Write out the listing below exactly, and omit any images you find in it.
══════
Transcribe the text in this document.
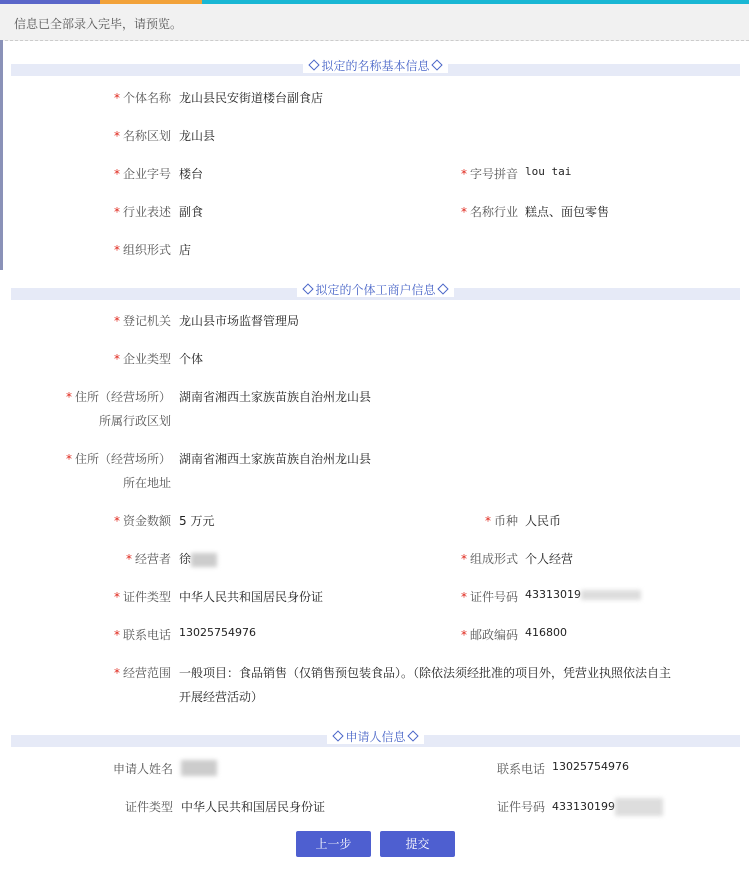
信息已全部录入完毕，请预览。
拟定的名称基本信息
* 个体名称 龙山县民安街道楼台副食店
* 名称区划 龙山县
* 企业字号 楼台	* 字号拼音 lou tai
* 行业表述 副食	* 名称行业 糕点、面包零售
* 组织形式 店
拟定的个体工商户信息
* 登记机关 龙山县市场监督管理局
* 企业类型 个体
* 住所（经营场所）
所属行政区划
湖南省湘西土家族苗族自治州龙山县
* 住所（经营场所）
所在地址
湖南省湘西土家族苗族自治州龙山县
* 资金数额 5 万元	* 币种 人民币
* 经营者 徐	* 组成形式 个人经营
* 证件类型 中华人民共和国居民身份证	* 证件号码 43313019
* 联系电话 13025754976	* 邮政编码 416800
* 经营范围 一般项目：食品销售（仅销售预包装食品）。（除依法须经批准的项目外，凭营业执照依法自主
开展经营活动）
申请人信息
申请人姓名	联系电话 13025754976
证件类型 中华人民共和国居民身份证	证件号码 433130199
上一步	提交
══════
Complete answer –
Transcribe the text in this document.
信息已全部录入完毕，请预览。
拟定的名称基本信息
* 个体名称 龙山县民安街道楼台副食店
* 名称区划 龙山县
* 企业字号 楼台	* 字号拼音 lou tai
* 行业表述 副食	* 名称行业 糕点、面包零售
* 组织形式 店
拟定的个体工商户信息
* 登记机关 龙山县市场监督管理局
* 企业类型 个体
* 住所（经营场所）
所属行政区划
湖南省湘西土家族苗族自治州龙山县
* 住所（经营场所）
所在地址
湖南省湘西土家族苗族自治州龙山县
* 资金数额 5 万元	* 币种 人民币
* 经营者 徐	* 组成形式 个人经营
* 证件类型 中华人民共和国居民身份证	* 证件号码 43313019
* 联系电话 13025754976	* 邮政编码 416800
* 经营范围 一般项目：食品销售（仅销售预包装食品）。（除依法须经批准的项目外，凭营业执照依法自主
开展经营活动）
申请人信息
申请人姓名	联系电话 13025754976
证件类型 中华人民共和国居民身份证	证件号码 433130199
上一步	提交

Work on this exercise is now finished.